● Request
Please copy every one of the records below line for line, leaving out the pictures.

-- begin Excerpted data --

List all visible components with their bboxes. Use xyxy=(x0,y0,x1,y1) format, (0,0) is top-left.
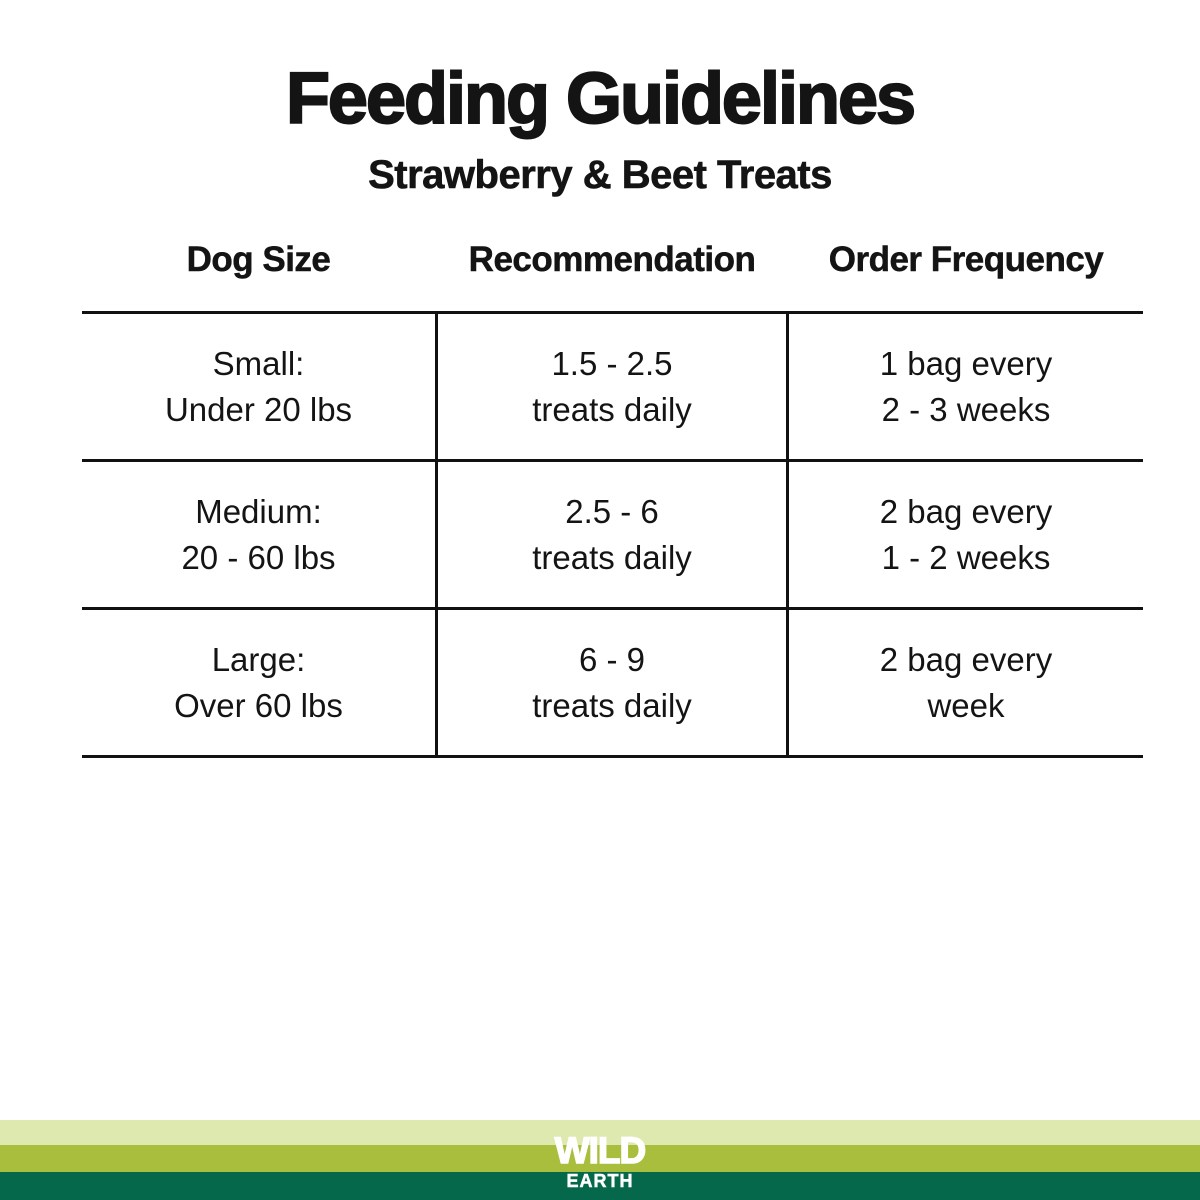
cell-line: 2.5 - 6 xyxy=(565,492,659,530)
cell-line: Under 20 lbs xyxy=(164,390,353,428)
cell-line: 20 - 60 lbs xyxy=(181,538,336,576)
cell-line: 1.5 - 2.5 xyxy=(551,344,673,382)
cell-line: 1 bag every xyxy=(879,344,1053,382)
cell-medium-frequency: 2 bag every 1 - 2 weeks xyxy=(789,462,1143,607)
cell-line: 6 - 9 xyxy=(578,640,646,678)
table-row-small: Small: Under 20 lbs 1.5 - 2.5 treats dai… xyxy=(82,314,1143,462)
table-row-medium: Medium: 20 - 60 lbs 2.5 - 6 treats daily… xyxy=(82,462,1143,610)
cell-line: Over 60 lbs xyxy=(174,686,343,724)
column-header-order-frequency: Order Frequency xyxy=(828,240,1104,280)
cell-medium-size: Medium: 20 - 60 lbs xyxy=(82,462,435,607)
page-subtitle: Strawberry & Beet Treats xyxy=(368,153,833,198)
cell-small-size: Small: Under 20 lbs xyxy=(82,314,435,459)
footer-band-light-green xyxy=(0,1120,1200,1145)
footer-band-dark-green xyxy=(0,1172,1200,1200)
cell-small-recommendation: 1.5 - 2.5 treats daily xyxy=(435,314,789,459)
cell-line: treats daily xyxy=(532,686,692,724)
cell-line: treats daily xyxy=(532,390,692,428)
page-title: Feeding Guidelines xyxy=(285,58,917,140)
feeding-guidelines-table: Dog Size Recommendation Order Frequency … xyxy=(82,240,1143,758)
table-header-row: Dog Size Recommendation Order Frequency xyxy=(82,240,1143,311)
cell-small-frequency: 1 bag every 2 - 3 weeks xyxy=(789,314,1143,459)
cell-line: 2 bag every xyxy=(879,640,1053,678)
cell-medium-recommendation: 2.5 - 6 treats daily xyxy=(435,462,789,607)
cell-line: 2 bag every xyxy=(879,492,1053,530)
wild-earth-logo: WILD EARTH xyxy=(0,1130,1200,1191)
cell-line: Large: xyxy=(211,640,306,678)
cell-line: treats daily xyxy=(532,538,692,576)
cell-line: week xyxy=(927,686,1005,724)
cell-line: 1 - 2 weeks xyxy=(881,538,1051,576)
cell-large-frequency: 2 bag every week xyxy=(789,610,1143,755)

-- end Excerpted data --

● Written solution
List all visible components with their bboxes. Use xyxy=(x0,y0,x1,y1) format, (0,0) is top-left.
cell-line: 2.5 - 6 xyxy=(565,492,659,530)
cell-line: Under 20 lbs xyxy=(164,390,353,428)
cell-line: 20 - 60 lbs xyxy=(181,538,336,576)
cell-line: 1.5 - 2.5 xyxy=(551,344,673,382)
cell-line: 1 bag every xyxy=(879,344,1053,382)
cell-medium-frequency: 2 bag every 1 - 2 weeks xyxy=(789,462,1143,607)
cell-line: 6 - 9 xyxy=(578,640,646,678)
table-row-small: Small: Under 20 lbs 1.5 - 2.5 treats dai… xyxy=(82,314,1143,462)
table-row-medium: Medium: 20 - 60 lbs 2.5 - 6 treats daily… xyxy=(82,462,1143,610)
cell-line: Over 60 lbs xyxy=(174,686,343,724)
column-header-order-frequency: Order Frequency xyxy=(828,240,1104,280)
cell-medium-size: Medium: 20 - 60 lbs xyxy=(82,462,435,607)
page-subtitle: Strawberry & Beet Treats xyxy=(368,153,833,198)
cell-small-size: Small: Under 20 lbs xyxy=(82,314,435,459)
footer-band-light-green xyxy=(0,1120,1200,1145)
footer-band-dark-green xyxy=(0,1172,1200,1200)
cell-small-recommendation: 1.5 - 2.5 treats daily xyxy=(435,314,789,459)
cell-line: treats daily xyxy=(532,686,692,724)
cell-line: treats daily xyxy=(532,390,692,428)
page-title: Feeding Guidelines xyxy=(285,58,917,140)
feeding-guidelines-table: Dog Size Recommendation Order Frequency … xyxy=(82,240,1143,758)
table-header-row: Dog Size Recommendation Order Frequency xyxy=(82,240,1143,311)
cell-small-frequency: 1 bag every 2 - 3 weeks xyxy=(789,314,1143,459)
cell-line: 2 bag every xyxy=(879,640,1053,678)
cell-medium-recommendation: 2.5 - 6 treats daily xyxy=(435,462,789,607)
cell-line: 2 bag every xyxy=(879,492,1053,530)
wild-earth-logo: WILD EARTH xyxy=(0,1130,1200,1191)
cell-line: Large: xyxy=(211,640,306,678)
cell-line: treats daily xyxy=(532,538,692,576)
cell-line: week xyxy=(927,686,1005,724)
cell-line: 1 - 2 weeks xyxy=(881,538,1051,576)
cell-large-frequency: 2 bag every week xyxy=(789,610,1143,755)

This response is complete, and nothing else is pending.